→ **What you will do**
Could every line of the data be printed exactly as it reads?

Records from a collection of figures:

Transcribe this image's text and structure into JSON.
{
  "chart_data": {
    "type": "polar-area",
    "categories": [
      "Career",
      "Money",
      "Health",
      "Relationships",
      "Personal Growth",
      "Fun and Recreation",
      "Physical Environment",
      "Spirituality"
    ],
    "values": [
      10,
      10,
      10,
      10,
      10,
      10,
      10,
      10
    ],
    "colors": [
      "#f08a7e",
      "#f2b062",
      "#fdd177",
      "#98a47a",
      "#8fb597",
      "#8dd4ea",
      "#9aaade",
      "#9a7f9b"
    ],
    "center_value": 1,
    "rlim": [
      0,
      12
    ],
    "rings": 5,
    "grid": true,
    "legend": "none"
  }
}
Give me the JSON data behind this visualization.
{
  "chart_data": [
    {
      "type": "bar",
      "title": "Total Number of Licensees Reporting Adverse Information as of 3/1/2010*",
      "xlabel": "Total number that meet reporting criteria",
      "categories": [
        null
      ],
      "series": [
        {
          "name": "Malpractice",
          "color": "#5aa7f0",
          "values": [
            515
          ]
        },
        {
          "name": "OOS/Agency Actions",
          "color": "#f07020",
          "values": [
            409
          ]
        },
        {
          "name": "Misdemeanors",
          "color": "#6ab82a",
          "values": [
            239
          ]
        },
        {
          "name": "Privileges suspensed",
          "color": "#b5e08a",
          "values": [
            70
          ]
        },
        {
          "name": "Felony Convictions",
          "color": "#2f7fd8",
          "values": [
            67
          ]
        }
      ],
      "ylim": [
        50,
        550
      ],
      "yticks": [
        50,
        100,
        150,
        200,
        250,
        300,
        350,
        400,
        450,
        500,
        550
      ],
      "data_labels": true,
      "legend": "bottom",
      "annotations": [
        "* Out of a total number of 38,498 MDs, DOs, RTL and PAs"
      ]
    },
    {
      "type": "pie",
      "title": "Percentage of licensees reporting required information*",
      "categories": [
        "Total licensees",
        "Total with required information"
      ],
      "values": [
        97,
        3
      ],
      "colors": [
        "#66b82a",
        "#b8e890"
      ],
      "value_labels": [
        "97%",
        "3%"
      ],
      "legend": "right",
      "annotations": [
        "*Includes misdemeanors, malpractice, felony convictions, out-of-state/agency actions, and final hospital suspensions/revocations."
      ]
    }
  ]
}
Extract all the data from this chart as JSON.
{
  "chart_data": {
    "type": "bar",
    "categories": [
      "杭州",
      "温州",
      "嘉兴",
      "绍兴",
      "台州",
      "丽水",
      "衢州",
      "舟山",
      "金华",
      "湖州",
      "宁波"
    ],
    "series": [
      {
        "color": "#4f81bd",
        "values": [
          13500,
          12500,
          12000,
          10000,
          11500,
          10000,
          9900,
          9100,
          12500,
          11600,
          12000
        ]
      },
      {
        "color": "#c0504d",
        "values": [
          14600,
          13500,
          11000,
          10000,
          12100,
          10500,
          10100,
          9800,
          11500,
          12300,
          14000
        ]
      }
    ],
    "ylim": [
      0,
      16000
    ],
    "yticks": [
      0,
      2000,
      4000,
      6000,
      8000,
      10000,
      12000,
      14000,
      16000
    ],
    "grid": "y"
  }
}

→ **Full response**
Transcribe this image's text and structure into JSON.
{
  "chart_data": {
    "type": "polar-area",
    "categories": [
      "Career",
      "Money",
      "Health",
      "Relationships",
      "Personal Growth",
      "Fun and Recreation",
      "Physical Environment",
      "Spirituality"
    ],
    "values": [
      10,
      10,
      10,
      10,
      10,
      10,
      10,
      10
    ],
    "colors": [
      "#f08a7e",
      "#f2b062",
      "#fdd177",
      "#98a47a",
      "#8fb597",
      "#8dd4ea",
      "#9aaade",
      "#9a7f9b"
    ],
    "center_value": 1,
    "rlim": [
      0,
      12
    ],
    "rings": 5,
    "grid": true,
    "legend": "none"
  }
}
Give me the JSON data behind this visualization.
{
  "chart_data": [
    {
      "type": "bar",
      "title": "Total Number of Licensees Reporting Adverse Information as of 3/1/2010*",
      "xlabel": "Total number that meet reporting criteria",
      "categories": [
        null
      ],
      "series": [
        {
          "name": "Malpractice",
          "color": "#5aa7f0",
          "values": [
            515
          ]
        },
        {
          "name": "OOS/Agency Actions",
          "color": "#f07020",
          "values": [
            409
          ]
        },
        {
          "name": "Misdemeanors",
          "color": "#6ab82a",
          "values": [
            239
          ]
        },
        {
          "name": "Privileges suspensed",
          "color": "#b5e08a",
          "values": [
            70
          ]
        },
        {
          "name": "Felony Convictions",
          "color": "#2f7fd8",
          "values": [
            67
          ]
        }
      ],
      "ylim": [
        50,
        550
      ],
      "yticks": [
        50,
        100,
        150,
        200,
        250,
        300,
        350,
        400,
        450,
        500,
        550
      ],
      "data_labels": true,
      "legend": "bottom",
      "annotations": [
        "* Out of a total number of 38,498 MDs, DOs, RTL and PAs"
      ]
    },
    {
      "type": "pie",
      "title": "Percentage of licensees reporting required information*",
      "categories": [
        "Total licensees",
        "Total with required information"
      ],
      "values": [
        97,
        3
      ],
      "colors": [
        "#66b82a",
        "#b8e890"
      ],
      "value_labels": [
        "97%",
        "3%"
      ],
      "legend": "right",
      "annotations": [
        "*Includes misdemeanors, malpractice, felony convictions, out-of-state/agency actions, and final hospital suspensions/revocations."
      ]
    }
  ]
}
Extract all the data from this chart as JSON.
{
  "chart_data": {
    "type": "bar",
    "categories": [
      "杭州",
      "温州",
      "嘉兴",
      "绍兴",
      "台州",
      "丽水",
      "衢州",
      "舟山",
      "金华",
      "湖州",
      "宁波"
    ],
    "series": [
      {
        "color": "#4f81bd",
        "values": [
          13500,
          12500,
          12000,
          10000,
          11500,
          10000,
          9900,
          9100,
          12500,
          11600,
          12000
        ]
      },
      {
        "color": "#c0504d",
        "values": [
          14600,
          13500,
          11000,
          10000,
          12100,
          10500,
          10100,
          9800,
          11500,
          12300,
          14000
        ]
      }
    ],
    "ylim": [
      0,
      16000
    ],
    "yticks": [
      0,
      2000,
      4000,
      6000,
      8000,
      10000,
      12000,
      14000,
      16000
    ],
    "grid": "y"
  }
}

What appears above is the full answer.